====== Input data ======

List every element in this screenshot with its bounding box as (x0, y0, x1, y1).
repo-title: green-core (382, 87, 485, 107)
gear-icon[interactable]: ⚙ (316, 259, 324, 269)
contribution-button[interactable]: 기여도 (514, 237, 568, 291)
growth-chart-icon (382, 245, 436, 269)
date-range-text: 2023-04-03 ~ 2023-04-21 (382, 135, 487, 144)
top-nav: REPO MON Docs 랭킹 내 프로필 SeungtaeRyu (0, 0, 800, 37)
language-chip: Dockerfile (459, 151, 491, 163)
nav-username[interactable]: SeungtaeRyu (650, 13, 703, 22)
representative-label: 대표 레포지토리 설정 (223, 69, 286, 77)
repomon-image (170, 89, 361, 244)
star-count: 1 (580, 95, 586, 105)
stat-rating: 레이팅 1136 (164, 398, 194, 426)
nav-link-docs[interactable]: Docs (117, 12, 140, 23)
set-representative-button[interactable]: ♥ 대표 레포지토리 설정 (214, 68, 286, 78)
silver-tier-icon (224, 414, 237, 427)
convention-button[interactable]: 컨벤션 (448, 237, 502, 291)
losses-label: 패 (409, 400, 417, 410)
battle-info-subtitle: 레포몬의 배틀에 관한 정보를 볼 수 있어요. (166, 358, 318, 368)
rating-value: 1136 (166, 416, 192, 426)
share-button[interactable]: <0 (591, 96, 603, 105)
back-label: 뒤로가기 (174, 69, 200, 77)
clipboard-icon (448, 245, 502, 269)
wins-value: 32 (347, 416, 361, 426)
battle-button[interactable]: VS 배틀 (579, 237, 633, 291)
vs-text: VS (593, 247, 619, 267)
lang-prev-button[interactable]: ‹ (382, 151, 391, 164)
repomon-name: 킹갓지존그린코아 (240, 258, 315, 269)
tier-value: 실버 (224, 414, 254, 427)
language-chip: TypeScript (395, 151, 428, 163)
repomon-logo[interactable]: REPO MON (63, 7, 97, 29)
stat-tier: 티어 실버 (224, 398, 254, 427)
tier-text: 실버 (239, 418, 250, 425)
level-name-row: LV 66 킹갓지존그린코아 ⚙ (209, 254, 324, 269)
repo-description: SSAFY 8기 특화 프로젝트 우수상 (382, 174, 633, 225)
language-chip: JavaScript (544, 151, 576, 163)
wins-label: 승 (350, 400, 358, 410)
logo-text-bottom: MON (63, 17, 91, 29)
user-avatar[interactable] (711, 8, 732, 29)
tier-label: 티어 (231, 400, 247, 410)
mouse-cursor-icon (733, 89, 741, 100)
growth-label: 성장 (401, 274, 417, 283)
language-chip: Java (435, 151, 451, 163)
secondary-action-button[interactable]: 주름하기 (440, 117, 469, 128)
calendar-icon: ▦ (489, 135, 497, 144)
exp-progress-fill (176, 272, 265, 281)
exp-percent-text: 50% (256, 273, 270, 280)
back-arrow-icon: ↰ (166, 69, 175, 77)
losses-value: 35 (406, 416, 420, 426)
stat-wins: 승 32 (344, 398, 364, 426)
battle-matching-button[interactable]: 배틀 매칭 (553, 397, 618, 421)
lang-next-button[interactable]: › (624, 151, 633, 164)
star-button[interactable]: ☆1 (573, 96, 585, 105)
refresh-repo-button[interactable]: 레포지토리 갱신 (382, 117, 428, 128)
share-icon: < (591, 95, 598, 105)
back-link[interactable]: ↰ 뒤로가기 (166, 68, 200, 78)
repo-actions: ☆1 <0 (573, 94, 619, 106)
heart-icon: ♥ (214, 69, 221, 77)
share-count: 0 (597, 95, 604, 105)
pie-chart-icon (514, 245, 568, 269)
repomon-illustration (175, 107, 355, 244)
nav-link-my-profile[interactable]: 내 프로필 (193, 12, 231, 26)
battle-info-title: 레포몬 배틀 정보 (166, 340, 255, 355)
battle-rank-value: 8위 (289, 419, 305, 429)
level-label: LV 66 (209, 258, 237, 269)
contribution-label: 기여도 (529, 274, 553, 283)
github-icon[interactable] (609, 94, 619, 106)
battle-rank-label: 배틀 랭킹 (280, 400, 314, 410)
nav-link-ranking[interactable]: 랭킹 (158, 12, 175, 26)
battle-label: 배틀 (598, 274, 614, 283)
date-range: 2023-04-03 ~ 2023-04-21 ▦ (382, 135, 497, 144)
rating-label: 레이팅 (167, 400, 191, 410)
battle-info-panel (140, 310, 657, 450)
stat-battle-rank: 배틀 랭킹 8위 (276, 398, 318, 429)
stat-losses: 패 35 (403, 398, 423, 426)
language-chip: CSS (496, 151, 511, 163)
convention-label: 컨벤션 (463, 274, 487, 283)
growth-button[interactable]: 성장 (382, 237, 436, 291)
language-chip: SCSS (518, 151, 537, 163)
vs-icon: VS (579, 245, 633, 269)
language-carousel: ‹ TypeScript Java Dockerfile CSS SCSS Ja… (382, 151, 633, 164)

======

Required task: Can you quote, word for word, every row from the first one through the row containing "mouse-cursor-icon (733, 89, 741, 100)", including both?

Result:
List every element in this screenshot with its bounding box as (x0, y0, x1, y1).
repo-title: green-core (382, 87, 485, 107)
gear-icon[interactable]: ⚙ (316, 259, 324, 269)
contribution-button[interactable]: 기여도 (514, 237, 568, 291)
growth-chart-icon (382, 245, 436, 269)
date-range-text: 2023-04-03 ~ 2023-04-21 (382, 135, 487, 144)
top-nav: REPO MON Docs 랭킹 내 프로필 SeungtaeRyu (0, 0, 800, 37)
language-chip: Dockerfile (459, 151, 491, 163)
nav-username[interactable]: SeungtaeRyu (650, 13, 703, 22)
representative-label: 대표 레포지토리 설정 (223, 69, 286, 77)
repomon-image (170, 89, 361, 244)
star-count: 1 (580, 95, 586, 105)
stat-rating: 레이팅 1136 (164, 398, 194, 426)
nav-link-docs[interactable]: Docs (117, 12, 140, 23)
set-representative-button[interactable]: ♥ 대표 레포지토리 설정 (214, 68, 286, 78)
silver-tier-icon (224, 414, 237, 427)
convention-button[interactable]: 컨벤션 (448, 237, 502, 291)
losses-label: 패 (409, 400, 417, 410)
battle-info-subtitle: 레포몬의 배틀에 관한 정보를 볼 수 있어요. (166, 358, 318, 368)
rating-value: 1136 (166, 416, 192, 426)
share-button[interactable]: <0 (591, 96, 603, 105)
back-label: 뒤로가기 (174, 69, 200, 77)
clipboard-icon (448, 245, 502, 269)
wins-value: 32 (347, 416, 361, 426)
battle-button[interactable]: VS 배틀 (579, 237, 633, 291)
vs-text: VS (593, 247, 619, 267)
lang-prev-button[interactable]: ‹ (382, 151, 391, 164)
repomon-name: 킹갓지존그린코아 (240, 258, 315, 269)
tier-value: 실버 (224, 414, 254, 427)
language-chip: TypeScript (395, 151, 428, 163)
repomon-logo[interactable]: REPO MON (63, 7, 97, 29)
stat-tier: 티어 실버 (224, 398, 254, 427)
tier-text: 실버 (239, 418, 250, 425)
level-name-row: LV 66 킹갓지존그린코아 ⚙ (209, 254, 324, 269)
repo-description: SSAFY 8기 특화 프로젝트 우수상 (382, 174, 633, 225)
language-chip: JavaScript (544, 151, 576, 163)
wins-label: 승 (350, 400, 358, 410)
logo-text-bottom: MON (63, 17, 91, 29)
user-avatar[interactable] (711, 8, 732, 29)
tier-label: 티어 (231, 400, 247, 410)
mouse-cursor-icon (733, 89, 741, 100)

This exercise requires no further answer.